-- START OF Provided data --
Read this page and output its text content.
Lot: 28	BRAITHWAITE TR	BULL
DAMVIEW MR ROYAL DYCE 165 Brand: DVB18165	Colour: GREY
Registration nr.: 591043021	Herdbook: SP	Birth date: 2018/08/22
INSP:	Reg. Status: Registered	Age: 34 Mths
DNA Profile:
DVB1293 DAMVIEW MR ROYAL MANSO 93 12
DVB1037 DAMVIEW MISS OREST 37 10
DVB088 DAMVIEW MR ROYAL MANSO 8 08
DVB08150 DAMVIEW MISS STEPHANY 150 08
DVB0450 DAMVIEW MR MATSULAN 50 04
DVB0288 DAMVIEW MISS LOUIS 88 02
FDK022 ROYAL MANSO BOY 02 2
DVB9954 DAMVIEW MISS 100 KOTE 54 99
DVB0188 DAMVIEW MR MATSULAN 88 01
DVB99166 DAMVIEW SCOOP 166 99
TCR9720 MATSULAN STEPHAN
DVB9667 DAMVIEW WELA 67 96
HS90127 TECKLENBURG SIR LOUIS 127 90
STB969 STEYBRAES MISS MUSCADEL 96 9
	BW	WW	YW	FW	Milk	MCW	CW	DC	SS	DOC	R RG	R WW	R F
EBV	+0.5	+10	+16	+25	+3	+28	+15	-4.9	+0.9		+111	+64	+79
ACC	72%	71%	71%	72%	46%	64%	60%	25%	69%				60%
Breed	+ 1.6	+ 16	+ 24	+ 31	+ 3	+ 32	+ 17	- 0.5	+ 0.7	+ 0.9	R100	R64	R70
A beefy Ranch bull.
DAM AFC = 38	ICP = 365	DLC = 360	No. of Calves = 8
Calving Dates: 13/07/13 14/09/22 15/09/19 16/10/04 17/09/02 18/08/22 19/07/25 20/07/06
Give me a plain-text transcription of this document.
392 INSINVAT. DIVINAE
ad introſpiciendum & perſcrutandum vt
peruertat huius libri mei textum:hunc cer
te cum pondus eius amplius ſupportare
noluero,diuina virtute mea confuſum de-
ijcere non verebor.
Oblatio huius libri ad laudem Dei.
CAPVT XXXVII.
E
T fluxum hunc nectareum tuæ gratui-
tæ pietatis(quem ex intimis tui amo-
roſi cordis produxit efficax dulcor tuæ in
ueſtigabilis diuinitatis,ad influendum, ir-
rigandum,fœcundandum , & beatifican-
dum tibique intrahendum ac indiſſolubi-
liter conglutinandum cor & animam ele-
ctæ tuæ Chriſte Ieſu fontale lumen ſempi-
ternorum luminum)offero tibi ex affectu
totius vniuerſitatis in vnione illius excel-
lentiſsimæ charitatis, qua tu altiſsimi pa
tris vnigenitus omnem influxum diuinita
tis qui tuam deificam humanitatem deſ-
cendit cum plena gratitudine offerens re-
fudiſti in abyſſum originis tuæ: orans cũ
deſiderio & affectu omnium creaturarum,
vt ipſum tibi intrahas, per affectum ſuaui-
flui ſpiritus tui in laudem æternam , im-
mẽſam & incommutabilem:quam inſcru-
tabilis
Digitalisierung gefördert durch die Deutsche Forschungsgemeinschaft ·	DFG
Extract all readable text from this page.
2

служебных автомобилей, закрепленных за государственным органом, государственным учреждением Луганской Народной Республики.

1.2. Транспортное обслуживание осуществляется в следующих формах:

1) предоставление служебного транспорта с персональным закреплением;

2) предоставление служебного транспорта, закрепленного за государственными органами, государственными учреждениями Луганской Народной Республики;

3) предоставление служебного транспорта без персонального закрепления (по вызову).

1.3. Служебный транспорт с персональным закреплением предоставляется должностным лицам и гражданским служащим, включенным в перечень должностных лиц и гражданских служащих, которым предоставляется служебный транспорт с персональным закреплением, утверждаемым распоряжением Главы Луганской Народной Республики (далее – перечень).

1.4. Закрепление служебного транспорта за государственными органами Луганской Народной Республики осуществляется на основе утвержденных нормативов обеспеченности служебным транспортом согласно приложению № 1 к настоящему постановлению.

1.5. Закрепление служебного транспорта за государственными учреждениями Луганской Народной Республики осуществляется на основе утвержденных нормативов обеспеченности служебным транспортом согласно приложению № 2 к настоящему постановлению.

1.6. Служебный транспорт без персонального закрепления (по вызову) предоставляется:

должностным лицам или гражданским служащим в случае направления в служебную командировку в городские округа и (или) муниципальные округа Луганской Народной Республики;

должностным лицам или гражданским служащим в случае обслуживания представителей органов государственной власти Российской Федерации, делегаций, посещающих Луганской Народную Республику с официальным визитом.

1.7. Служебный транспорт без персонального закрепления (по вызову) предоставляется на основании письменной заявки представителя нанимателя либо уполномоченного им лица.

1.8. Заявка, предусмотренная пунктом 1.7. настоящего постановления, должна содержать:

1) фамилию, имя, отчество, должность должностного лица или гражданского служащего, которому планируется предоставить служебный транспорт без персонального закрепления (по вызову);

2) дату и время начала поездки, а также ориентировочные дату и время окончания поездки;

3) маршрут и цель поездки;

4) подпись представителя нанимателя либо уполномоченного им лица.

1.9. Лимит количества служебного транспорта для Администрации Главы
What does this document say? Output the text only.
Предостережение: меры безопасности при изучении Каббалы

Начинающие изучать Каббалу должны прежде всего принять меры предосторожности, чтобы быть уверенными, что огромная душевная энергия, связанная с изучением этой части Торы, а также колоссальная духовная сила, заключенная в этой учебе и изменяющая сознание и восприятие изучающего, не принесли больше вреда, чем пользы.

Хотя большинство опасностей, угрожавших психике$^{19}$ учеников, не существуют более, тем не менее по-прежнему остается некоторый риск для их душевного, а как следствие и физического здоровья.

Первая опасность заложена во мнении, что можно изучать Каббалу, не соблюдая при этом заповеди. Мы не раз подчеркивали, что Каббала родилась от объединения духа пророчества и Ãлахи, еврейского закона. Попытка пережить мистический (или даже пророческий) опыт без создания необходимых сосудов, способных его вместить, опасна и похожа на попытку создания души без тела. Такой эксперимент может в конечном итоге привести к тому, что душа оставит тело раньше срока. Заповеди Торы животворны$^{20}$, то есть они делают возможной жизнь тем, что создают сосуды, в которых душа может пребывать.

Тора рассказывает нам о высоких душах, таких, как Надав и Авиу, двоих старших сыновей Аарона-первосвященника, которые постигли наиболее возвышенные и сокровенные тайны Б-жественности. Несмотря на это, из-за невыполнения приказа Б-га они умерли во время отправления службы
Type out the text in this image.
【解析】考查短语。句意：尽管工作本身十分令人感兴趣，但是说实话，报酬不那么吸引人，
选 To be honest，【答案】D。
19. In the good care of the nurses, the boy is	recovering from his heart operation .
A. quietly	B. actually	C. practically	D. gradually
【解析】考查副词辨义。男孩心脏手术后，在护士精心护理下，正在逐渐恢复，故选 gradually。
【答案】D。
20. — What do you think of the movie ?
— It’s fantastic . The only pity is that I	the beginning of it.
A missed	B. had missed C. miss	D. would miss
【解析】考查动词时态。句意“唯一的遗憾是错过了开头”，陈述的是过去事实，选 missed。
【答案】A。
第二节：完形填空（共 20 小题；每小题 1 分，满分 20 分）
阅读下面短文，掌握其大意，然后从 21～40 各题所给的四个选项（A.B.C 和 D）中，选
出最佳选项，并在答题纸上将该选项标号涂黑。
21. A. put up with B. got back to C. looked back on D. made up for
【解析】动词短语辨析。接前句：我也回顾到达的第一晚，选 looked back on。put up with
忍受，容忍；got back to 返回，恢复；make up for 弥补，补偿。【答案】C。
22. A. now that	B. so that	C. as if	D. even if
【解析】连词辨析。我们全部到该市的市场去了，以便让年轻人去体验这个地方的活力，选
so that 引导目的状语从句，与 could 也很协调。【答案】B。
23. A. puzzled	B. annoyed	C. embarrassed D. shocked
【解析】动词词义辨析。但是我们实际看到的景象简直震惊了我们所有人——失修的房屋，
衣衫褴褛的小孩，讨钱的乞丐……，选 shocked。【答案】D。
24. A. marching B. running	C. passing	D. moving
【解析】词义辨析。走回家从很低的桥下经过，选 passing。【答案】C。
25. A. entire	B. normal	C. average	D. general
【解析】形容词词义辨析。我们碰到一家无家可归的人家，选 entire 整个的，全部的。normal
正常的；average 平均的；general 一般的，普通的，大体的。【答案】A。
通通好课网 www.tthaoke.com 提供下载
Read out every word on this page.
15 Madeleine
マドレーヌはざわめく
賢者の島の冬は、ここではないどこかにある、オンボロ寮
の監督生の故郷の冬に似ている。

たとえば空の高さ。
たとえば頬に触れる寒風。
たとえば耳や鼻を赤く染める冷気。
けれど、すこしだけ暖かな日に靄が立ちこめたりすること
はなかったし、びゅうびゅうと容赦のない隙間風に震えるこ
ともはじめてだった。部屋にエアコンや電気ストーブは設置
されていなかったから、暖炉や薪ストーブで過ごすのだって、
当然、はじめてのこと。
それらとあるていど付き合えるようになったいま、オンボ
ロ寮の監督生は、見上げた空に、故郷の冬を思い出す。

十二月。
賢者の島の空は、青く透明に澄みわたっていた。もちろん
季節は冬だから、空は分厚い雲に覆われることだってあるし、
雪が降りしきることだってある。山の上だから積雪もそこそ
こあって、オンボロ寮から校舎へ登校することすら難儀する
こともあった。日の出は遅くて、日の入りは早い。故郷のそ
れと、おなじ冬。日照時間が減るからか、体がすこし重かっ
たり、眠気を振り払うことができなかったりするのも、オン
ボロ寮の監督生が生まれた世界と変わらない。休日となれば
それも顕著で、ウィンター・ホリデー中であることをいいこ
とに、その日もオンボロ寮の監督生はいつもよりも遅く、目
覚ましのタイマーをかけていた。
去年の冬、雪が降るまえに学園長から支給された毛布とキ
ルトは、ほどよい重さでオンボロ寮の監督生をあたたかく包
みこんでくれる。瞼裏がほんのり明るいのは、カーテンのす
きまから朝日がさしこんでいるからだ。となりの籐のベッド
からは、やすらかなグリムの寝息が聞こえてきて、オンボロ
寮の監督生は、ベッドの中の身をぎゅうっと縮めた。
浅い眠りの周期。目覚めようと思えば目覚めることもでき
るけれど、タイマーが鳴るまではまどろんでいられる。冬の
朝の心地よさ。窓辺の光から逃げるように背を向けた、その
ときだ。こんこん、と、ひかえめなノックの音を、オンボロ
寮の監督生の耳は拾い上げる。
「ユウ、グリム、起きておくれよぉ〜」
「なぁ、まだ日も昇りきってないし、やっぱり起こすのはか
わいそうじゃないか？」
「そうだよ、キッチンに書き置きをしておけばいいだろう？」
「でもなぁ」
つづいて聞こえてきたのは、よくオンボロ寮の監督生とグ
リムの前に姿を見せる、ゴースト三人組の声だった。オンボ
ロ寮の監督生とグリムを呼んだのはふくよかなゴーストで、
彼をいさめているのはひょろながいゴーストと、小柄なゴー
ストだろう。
-- END OF Provided data --
Exercise:
Report how many lines of the entries hold the string "huius". Provide the number alone.

Written response:
2